Set down all of the entries word for word, omitting the images they contain.
────────────────────
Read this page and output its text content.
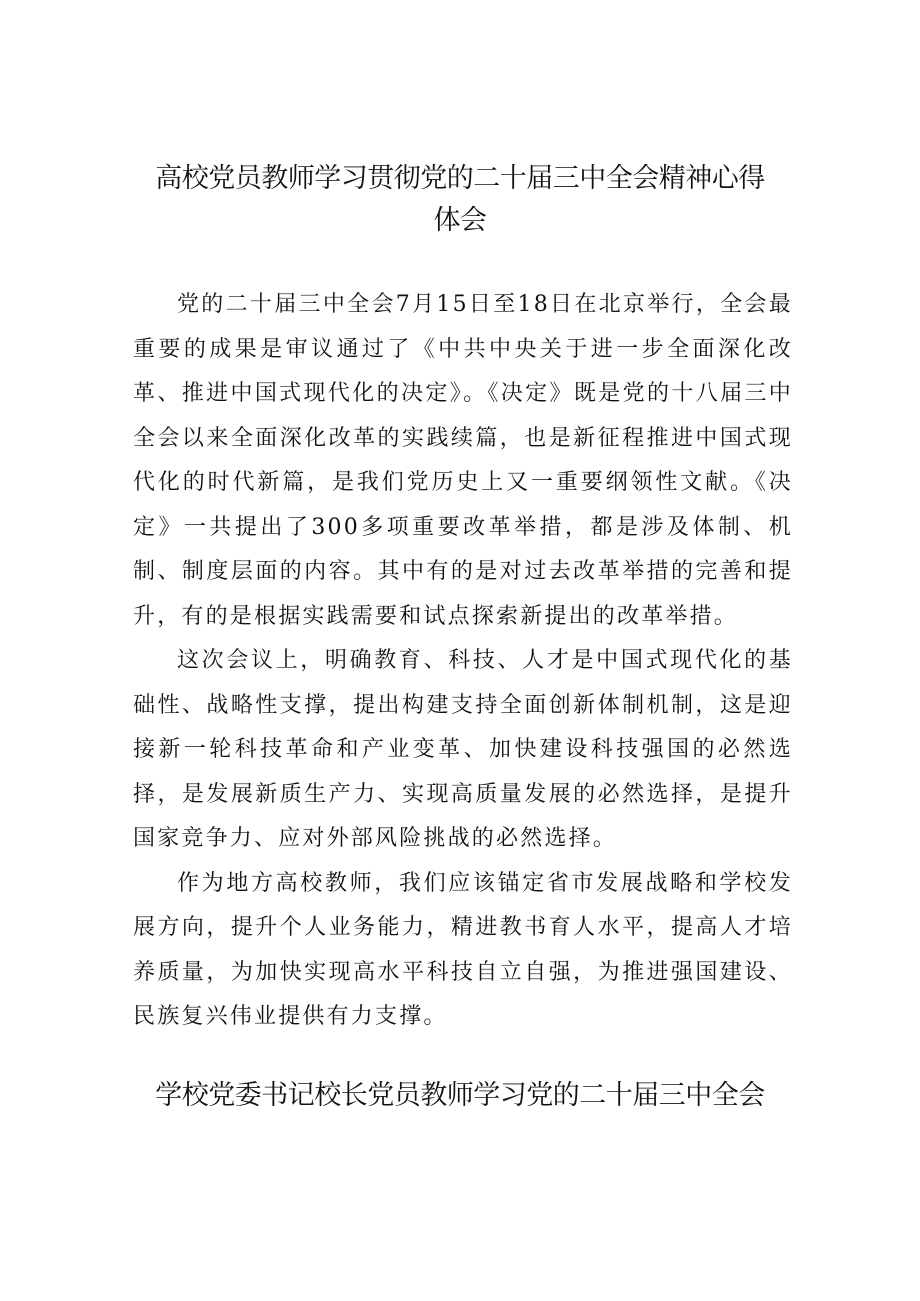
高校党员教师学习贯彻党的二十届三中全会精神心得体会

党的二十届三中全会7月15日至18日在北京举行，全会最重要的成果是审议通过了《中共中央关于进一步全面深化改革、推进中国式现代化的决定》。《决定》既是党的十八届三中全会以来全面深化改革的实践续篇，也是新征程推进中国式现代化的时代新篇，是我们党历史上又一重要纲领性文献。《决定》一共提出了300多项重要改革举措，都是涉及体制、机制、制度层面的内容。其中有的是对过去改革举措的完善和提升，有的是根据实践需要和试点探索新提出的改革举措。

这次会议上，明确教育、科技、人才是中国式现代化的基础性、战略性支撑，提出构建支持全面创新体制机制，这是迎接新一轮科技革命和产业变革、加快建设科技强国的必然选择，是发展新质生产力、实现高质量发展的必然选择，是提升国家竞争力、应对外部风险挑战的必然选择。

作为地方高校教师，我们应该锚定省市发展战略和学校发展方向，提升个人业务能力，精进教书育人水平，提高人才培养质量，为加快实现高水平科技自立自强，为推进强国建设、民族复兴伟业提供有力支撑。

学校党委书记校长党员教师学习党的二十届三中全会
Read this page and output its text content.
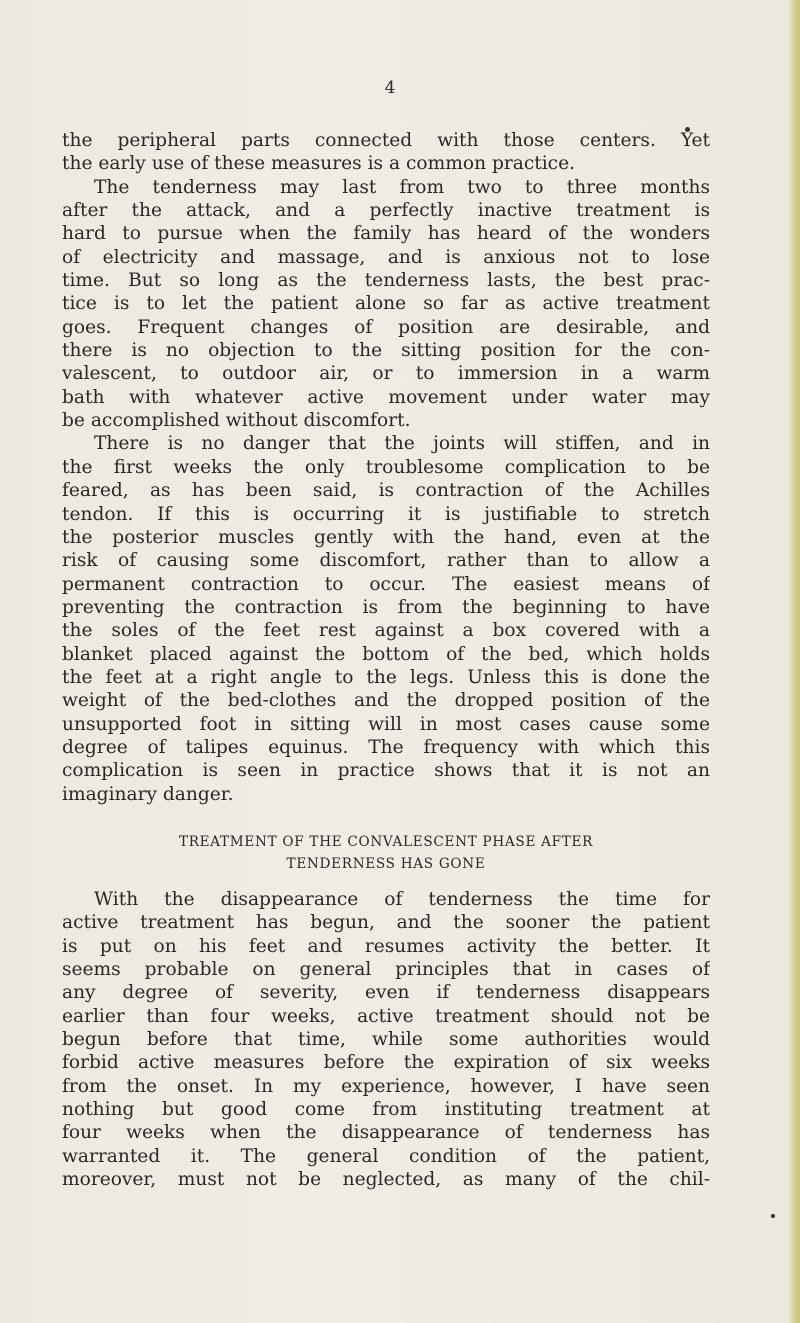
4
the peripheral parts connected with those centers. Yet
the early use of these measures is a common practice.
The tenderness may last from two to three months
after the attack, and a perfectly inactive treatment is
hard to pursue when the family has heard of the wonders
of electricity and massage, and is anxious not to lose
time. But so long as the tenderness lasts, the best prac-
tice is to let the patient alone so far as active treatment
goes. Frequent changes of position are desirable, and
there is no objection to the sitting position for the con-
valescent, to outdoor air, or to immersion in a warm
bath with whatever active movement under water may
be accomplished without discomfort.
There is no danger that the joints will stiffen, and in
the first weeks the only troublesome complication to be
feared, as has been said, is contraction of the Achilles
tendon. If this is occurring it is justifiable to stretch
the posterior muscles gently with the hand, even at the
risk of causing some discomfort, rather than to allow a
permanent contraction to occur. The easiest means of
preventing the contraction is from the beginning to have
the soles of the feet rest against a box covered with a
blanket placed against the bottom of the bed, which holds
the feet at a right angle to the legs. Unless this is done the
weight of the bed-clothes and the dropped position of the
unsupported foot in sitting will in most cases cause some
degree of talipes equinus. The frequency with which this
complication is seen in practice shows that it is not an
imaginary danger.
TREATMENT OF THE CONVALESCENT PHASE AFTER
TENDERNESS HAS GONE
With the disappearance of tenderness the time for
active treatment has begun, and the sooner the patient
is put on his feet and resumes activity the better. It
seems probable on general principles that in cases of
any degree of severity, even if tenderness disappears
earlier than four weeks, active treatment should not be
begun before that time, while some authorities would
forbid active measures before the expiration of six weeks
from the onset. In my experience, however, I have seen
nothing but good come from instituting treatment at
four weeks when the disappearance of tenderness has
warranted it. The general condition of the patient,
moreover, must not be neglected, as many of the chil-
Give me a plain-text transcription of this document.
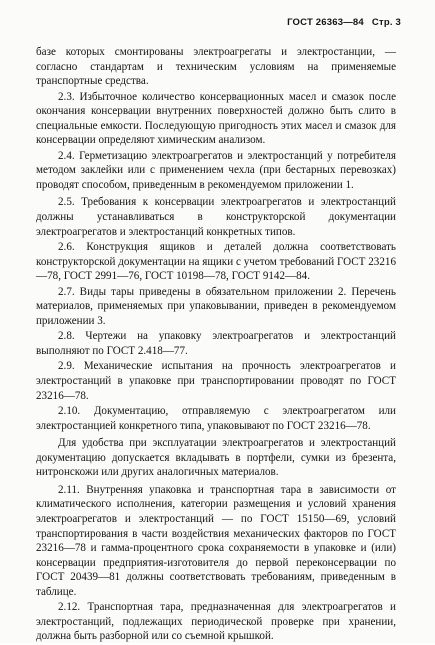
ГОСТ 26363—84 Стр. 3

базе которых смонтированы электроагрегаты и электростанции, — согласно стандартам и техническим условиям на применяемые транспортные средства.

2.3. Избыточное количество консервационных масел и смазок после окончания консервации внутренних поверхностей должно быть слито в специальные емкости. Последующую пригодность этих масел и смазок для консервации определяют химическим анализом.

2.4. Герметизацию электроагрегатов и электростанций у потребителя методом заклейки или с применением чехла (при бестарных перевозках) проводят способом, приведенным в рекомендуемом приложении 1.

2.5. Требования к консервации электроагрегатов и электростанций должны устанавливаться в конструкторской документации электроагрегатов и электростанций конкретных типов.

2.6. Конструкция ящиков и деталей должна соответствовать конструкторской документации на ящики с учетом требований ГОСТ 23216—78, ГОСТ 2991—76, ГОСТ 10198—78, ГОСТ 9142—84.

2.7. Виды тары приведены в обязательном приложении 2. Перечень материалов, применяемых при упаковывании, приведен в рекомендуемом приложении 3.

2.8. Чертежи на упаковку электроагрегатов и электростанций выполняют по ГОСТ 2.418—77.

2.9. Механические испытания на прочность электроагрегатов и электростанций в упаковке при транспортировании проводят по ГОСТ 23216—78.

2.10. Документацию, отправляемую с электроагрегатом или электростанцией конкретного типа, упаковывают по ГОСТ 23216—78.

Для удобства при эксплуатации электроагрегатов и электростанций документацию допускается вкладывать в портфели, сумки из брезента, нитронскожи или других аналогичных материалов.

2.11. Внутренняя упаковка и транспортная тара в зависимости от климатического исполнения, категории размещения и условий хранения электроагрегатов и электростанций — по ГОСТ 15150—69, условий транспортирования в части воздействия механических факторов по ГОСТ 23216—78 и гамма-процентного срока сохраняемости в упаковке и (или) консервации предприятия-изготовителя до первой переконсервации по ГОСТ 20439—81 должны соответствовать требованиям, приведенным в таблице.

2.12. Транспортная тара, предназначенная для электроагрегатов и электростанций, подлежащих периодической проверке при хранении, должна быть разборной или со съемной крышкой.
────────────────────
** Solution **
Read this page and output its text content.
高校党员教师学习贯彻党的二十届三中全会精神心得体会

党的二十届三中全会7月15日至18日在北京举行，全会最重要的成果是审议通过了《中共中央关于进一步全面深化改革、推进中国式现代化的决定》。《决定》既是党的十八届三中全会以来全面深化改革的实践续篇，也是新征程推进中国式现代化的时代新篇，是我们党历史上又一重要纲领性文献。《决定》一共提出了300多项重要改革举措，都是涉及体制、机制、制度层面的内容。其中有的是对过去改革举措的完善和提升，有的是根据实践需要和试点探索新提出的改革举措。

这次会议上，明确教育、科技、人才是中国式现代化的基础性、战略性支撑，提出构建支持全面创新体制机制，这是迎接新一轮科技革命和产业变革、加快建设科技强国的必然选择，是发展新质生产力、实现高质量发展的必然选择，是提升国家竞争力、应对外部风险挑战的必然选择。

作为地方高校教师，我们应该锚定省市发展战略和学校发展方向，提升个人业务能力，精进教书育人水平，提高人才培养质量，为加快实现高水平科技自立自强，为推进强国建设、民族复兴伟业提供有力支撑。

学校党委书记校长党员教师学习党的二十届三中全会
Read this page and output its text content.
4
the peripheral parts connected with those centers. Yet
the early use of these measures is a common practice.
The tenderness may last from two to three months
after the attack, and a perfectly inactive treatment is
hard to pursue when the family has heard of the wonders
of electricity and massage, and is anxious not to lose
time. But so long as the tenderness lasts, the best prac-
tice is to let the patient alone so far as active treatment
goes. Frequent changes of position are desirable, and
there is no objection to the sitting position for the con-
valescent, to outdoor air, or to immersion in a warm
bath with whatever active movement under water may
be accomplished without discomfort.
There is no danger that the joints will stiffen, and in
the first weeks the only troublesome complication to be
feared, as has been said, is contraction of the Achilles
tendon. If this is occurring it is justifiable to stretch
the posterior muscles gently with the hand, even at the
risk of causing some discomfort, rather than to allow a
permanent contraction to occur. The easiest means of
preventing the contraction is from the beginning to have
the soles of the feet rest against a box covered with a
blanket placed against the bottom of the bed, which holds
the feet at a right angle to the legs. Unless this is done the
weight of the bed-clothes and the dropped position of the
unsupported foot in sitting will in most cases cause some
degree of talipes equinus. The frequency with which this
complication is seen in practice shows that it is not an
imaginary danger.
TREATMENT OF THE CONVALESCENT PHASE AFTER
TENDERNESS HAS GONE
With the disappearance of tenderness the time for
active treatment has begun, and the sooner the patient
is put on his feet and resumes activity the better. It
seems probable on general principles that in cases of
any degree of severity, even if tenderness disappears
earlier than four weeks, active treatment should not be
begun before that time, while some authorities would
forbid active measures before the expiration of six weeks
from the onset. In my experience, however, I have seen
nothing but good come from instituting treatment at
four weeks when the disappearance of tenderness has
warranted it. The general condition of the patient,
moreover, must not be neglected, as many of the chil-
Give me a plain-text transcription of this document.
ГОСТ 26363—84 Стр. 3

базе которых смонтированы электроагрегаты и электростанции, — согласно стандартам и техническим условиям на применяемые транспортные средства.

2.3. Избыточное количество консервационных масел и смазок после окончания консервации внутренних поверхностей должно быть слито в специальные емкости. Последующую пригодность этих масел и смазок для консервации определяют химическим анализом.

2.4. Герметизацию электроагрегатов и электростанций у потребителя методом заклейки или с применением чехла (при бестарных перевозках) проводят способом, приведенным в рекомендуемом приложении 1.

2.5. Требования к консервации электроагрегатов и электростанций должны устанавливаться в конструкторской документации электроагрегатов и электростанций конкретных типов.

2.6. Конструкция ящиков и деталей должна соответствовать конструкторской документации на ящики с учетом требований ГОСТ 23216—78, ГОСТ 2991—76, ГОСТ 10198—78, ГОСТ 9142—84.

2.7. Виды тары приведены в обязательном приложении 2. Перечень материалов, применяемых при упаковывании, приведен в рекомендуемом приложении 3.

2.8. Чертежи на упаковку электроагрегатов и электростанций выполняют по ГОСТ 2.418—77.

2.9. Механические испытания на прочность электроагрегатов и электростанций в упаковке при транспортировании проводят по ГОСТ 23216—78.

2.10. Документацию, отправляемую с электроагрегатом или электростанцией конкретного типа, упаковывают по ГОСТ 23216—78.

Для удобства при эксплуатации электроагрегатов и электростанций документацию допускается вкладывать в портфели, сумки из брезента, нитронскожи или других аналогичных материалов.

2.11. Внутренняя упаковка и транспортная тара в зависимости от климатического исполнения, категории размещения и условий хранения электроагрегатов и электростанций — по ГОСТ 15150—69, условий транспортирования в части воздействия механических факторов по ГОСТ 23216—78 и гамма-процентного срока сохраняемости в упаковке и (или) консервации предприятия-изготовителя до первой переконсервации по ГОСТ 20439—81 должны соответствовать требованиям, приведенным в таблице.

2.12. Транспортная тара, предназначенная для электроагрегатов и электростанций, подлежащих периодической проверке при хранении, должна быть разборной или со съемной крышкой.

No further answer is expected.